DO THIS:
Set down each line of the records below exactly as it stands, leaving out the pictures.

MATERIALS PROVIDED:
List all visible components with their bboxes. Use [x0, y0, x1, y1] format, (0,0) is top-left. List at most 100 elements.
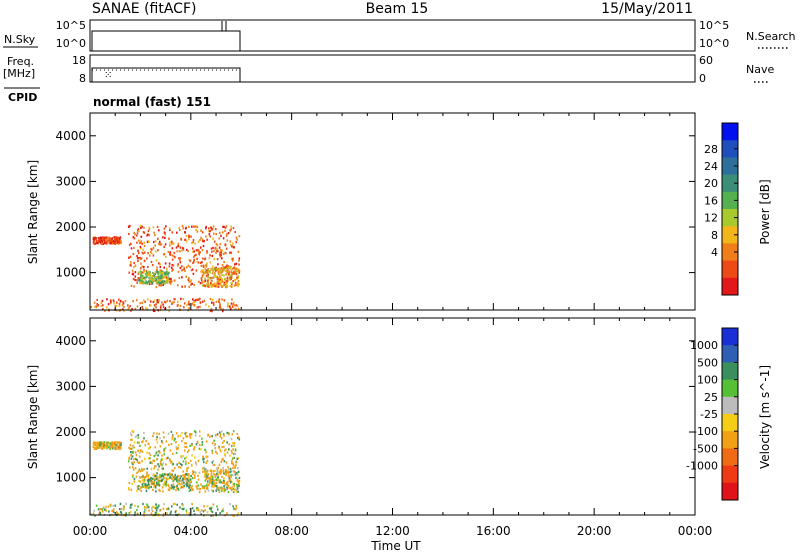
range-gate-cell: [238, 436, 240, 439]
range-gate-cell: [171, 247, 174, 250]
range-gate-cell: [152, 254, 155, 257]
range-gate-cell: [220, 307, 222, 310]
range-gate-cell: [136, 509, 138, 512]
range-gate-cell: [192, 250, 194, 253]
range-gate-cell: [188, 303, 190, 306]
range-gate-cell: [229, 486, 231, 490]
range-gate-cell: [211, 481, 214, 484]
range-gate-cell: [112, 446, 114, 449]
range-gate-cell: [100, 236, 103, 239]
range-gate-cell: [205, 235, 207, 238]
range-gate-cell: [215, 300, 218, 303]
range-gate-cell: [130, 453, 132, 457]
range-gate-cell: [214, 272, 216, 275]
range-gate-cell: [113, 300, 115, 303]
range-gate-cell: [189, 507, 191, 510]
range-gate-cell: [219, 278, 221, 281]
range-gate-cell: [138, 455, 141, 458]
range-gate-cell: [107, 303, 110, 306]
range-gate-cell: [184, 227, 187, 230]
range-gate-cell: [232, 280, 234, 283]
range-gate-cell: [127, 460, 130, 463]
cpid-label: CPID: [8, 91, 37, 104]
range-gate-cell: [188, 259, 191, 262]
range-gate-cell: [230, 276, 233, 279]
range-gate-cell: [105, 237, 108, 240]
range-gate-cell: [101, 445, 103, 448]
range-gate-cell: [207, 434, 209, 437]
range-gate-cell: [219, 253, 221, 256]
range-gate-cell: [235, 273, 238, 276]
range-gate-cell: [216, 508, 219, 511]
range-gate-cell: [188, 285, 190, 288]
range-gate-cell: [146, 472, 148, 475]
range-gate-cell: [131, 503, 133, 506]
range-gate-cell: [140, 226, 142, 230]
range-gate-cell: [151, 480, 153, 483]
range-gate-cell: [170, 487, 173, 490]
range-gate-cell: [227, 468, 230, 471]
range-gate-cell: [128, 306, 130, 309]
range-gate-cell: [146, 257, 148, 260]
range-gate-cell: [115, 241, 118, 244]
range-gate-cell: [159, 437, 161, 440]
range-gate-cell: [173, 298, 175, 301]
range-gate-cell: [103, 441, 105, 444]
range-gate-cell: [219, 512, 221, 515]
range-gate-cell: [217, 299, 220, 302]
range-gate-cell: [177, 263, 179, 266]
range-gate-cell: [141, 485, 144, 488]
range-gate-cell: [93, 441, 96, 444]
range-gate-cell: [157, 463, 159, 466]
range-gate-cell: [210, 268, 212, 271]
range-gate-cell: [232, 487, 235, 490]
range-gate-cell: [212, 470, 215, 473]
range-gate-cell: [229, 276, 231, 279]
range-gate-cell: [237, 270, 239, 273]
range-gate-cell: [211, 250, 213, 253]
range-gate-cell: [216, 248, 219, 251]
range-gate-cell: [137, 505, 139, 508]
range-gate-cell: [162, 431, 165, 434]
range-gate-cell: [191, 502, 193, 506]
range-gate-cell: [169, 280, 171, 283]
range-gate-cell: [221, 271, 223, 274]
range-gate-cell: [123, 309, 125, 313]
range-gate-cell: [208, 483, 210, 487]
range-gate-cell: [188, 476, 191, 479]
range-gate-cell: [222, 280, 224, 283]
range-gate-cell: [128, 271, 131, 274]
range-gate-cell: [201, 275, 204, 278]
range-gate-cell: [159, 306, 162, 309]
range-gate-cell: [182, 486, 185, 489]
range-gate-cell: [201, 284, 204, 287]
range-gate-cell: [179, 261, 182, 264]
range-gate-cell: [216, 250, 219, 253]
range-gate-cell: [149, 457, 151, 460]
range-gate-cell: [172, 475, 174, 478]
range-gate-cell: [124, 300, 127, 303]
range-gate-cell: [209, 481, 211, 485]
range-gate-cell: [118, 441, 121, 444]
range-gate-cell: [211, 265, 214, 268]
range-gate-cell: [213, 273, 216, 276]
range-gate-cell: [131, 455, 134, 458]
range-gate-cell: [201, 274, 204, 277]
range-gate-cell: [114, 305, 117, 308]
range-gate-cell: [105, 306, 108, 309]
range-gate-cell: [134, 435, 137, 439]
range-gate-cell: [160, 474, 163, 477]
range-gate-cell: [167, 250, 170, 253]
range-gate-cell: [202, 269, 204, 272]
range-gate-cell: [205, 263, 208, 267]
range-gate-cell: [142, 299, 145, 302]
range-gate-cell: [236, 478, 239, 481]
range-gate-cell: [172, 480, 174, 483]
x-tick-label: 12:00: [375, 524, 410, 538]
range-gate-cell: [214, 269, 216, 272]
range-gate-cell: [152, 278, 154, 281]
range-gate-cell: [113, 447, 115, 450]
range-gate-cell: [210, 514, 212, 517]
range-gate-cell: [148, 280, 150, 283]
range-gate-cell: [109, 302, 112, 305]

SOLUTION BELOW:
List all visible components with their bboxes. Use [x0, y0, x1, y1] format, (0,0) is top-left. List at most 100 elements.
range-gate-cell: [238, 436, 240, 439]
range-gate-cell: [171, 247, 174, 250]
range-gate-cell: [152, 254, 155, 257]
range-gate-cell: [220, 307, 222, 310]
range-gate-cell: [136, 509, 138, 512]
range-gate-cell: [192, 250, 194, 253]
range-gate-cell: [188, 303, 190, 306]
range-gate-cell: [229, 486, 231, 490]
range-gate-cell: [211, 481, 214, 484]
range-gate-cell: [112, 446, 114, 449]
range-gate-cell: [100, 236, 103, 239]
range-gate-cell: [205, 235, 207, 238]
range-gate-cell: [215, 300, 218, 303]
range-gate-cell: [130, 453, 132, 457]
range-gate-cell: [214, 272, 216, 275]
range-gate-cell: [113, 300, 115, 303]
range-gate-cell: [189, 507, 191, 510]
range-gate-cell: [219, 278, 221, 281]
range-gate-cell: [138, 455, 141, 458]
range-gate-cell: [107, 303, 110, 306]
range-gate-cell: [184, 227, 187, 230]
range-gate-cell: [232, 280, 234, 283]
range-gate-cell: [127, 460, 130, 463]
cpid-label: CPID: [8, 91, 37, 104]
range-gate-cell: [188, 259, 191, 262]
range-gate-cell: [230, 276, 233, 279]
range-gate-cell: [105, 237, 108, 240]
range-gate-cell: [101, 445, 103, 448]
range-gate-cell: [207, 434, 209, 437]
range-gate-cell: [219, 253, 221, 256]
range-gate-cell: [235, 273, 238, 276]
range-gate-cell: [216, 508, 219, 511]
range-gate-cell: [188, 285, 190, 288]
range-gate-cell: [146, 472, 148, 475]
range-gate-cell: [131, 503, 133, 506]
range-gate-cell: [140, 226, 142, 230]
range-gate-cell: [151, 480, 153, 483]
range-gate-cell: [170, 487, 173, 490]
range-gate-cell: [227, 468, 230, 471]
range-gate-cell: [128, 306, 130, 309]
range-gate-cell: [146, 257, 148, 260]
range-gate-cell: [115, 241, 118, 244]
range-gate-cell: [159, 437, 161, 440]
range-gate-cell: [173, 298, 175, 301]
range-gate-cell: [103, 441, 105, 444]
range-gate-cell: [219, 512, 221, 515]
range-gate-cell: [217, 299, 220, 302]
range-gate-cell: [177, 263, 179, 266]
range-gate-cell: [141, 485, 144, 488]
range-gate-cell: [93, 441, 96, 444]
range-gate-cell: [157, 463, 159, 466]
range-gate-cell: [210, 268, 212, 271]
range-gate-cell: [232, 487, 235, 490]
range-gate-cell: [212, 470, 215, 473]
range-gate-cell: [229, 276, 231, 279]
range-gate-cell: [237, 270, 239, 273]
range-gate-cell: [211, 250, 213, 253]
range-gate-cell: [216, 248, 219, 251]
range-gate-cell: [137, 505, 139, 508]
range-gate-cell: [162, 431, 165, 434]
range-gate-cell: [191, 502, 193, 506]
range-gate-cell: [169, 280, 171, 283]
range-gate-cell: [221, 271, 223, 274]
range-gate-cell: [123, 309, 125, 313]
range-gate-cell: [208, 483, 210, 487]
range-gate-cell: [188, 476, 191, 479]
range-gate-cell: [222, 280, 224, 283]
range-gate-cell: [128, 271, 131, 274]
range-gate-cell: [201, 275, 204, 278]
range-gate-cell: [159, 306, 162, 309]
range-gate-cell: [182, 486, 185, 489]
range-gate-cell: [201, 284, 204, 287]
range-gate-cell: [179, 261, 182, 264]
range-gate-cell: [216, 250, 219, 253]
range-gate-cell: [149, 457, 151, 460]
range-gate-cell: [172, 475, 174, 478]
range-gate-cell: [124, 300, 127, 303]
range-gate-cell: [209, 481, 211, 485]
range-gate-cell: [118, 441, 121, 444]
range-gate-cell: [211, 265, 214, 268]
range-gate-cell: [213, 273, 216, 276]
range-gate-cell: [131, 455, 134, 458]
range-gate-cell: [201, 274, 204, 277]
range-gate-cell: [114, 305, 117, 308]
range-gate-cell: [105, 306, 108, 309]
range-gate-cell: [134, 435, 137, 439]
range-gate-cell: [160, 474, 163, 477]
range-gate-cell: [167, 250, 170, 253]
range-gate-cell: [202, 269, 204, 272]
range-gate-cell: [205, 263, 208, 267]
range-gate-cell: [142, 299, 145, 302]
range-gate-cell: [236, 478, 239, 481]
range-gate-cell: [172, 480, 174, 483]
x-tick-label: 12:00: [375, 524, 410, 538]
range-gate-cell: [214, 269, 216, 272]
range-gate-cell: [152, 278, 154, 281]
range-gate-cell: [113, 447, 115, 450]
range-gate-cell: [210, 514, 212, 517]
range-gate-cell: [148, 280, 150, 283]
range-gate-cell: [109, 302, 112, 305]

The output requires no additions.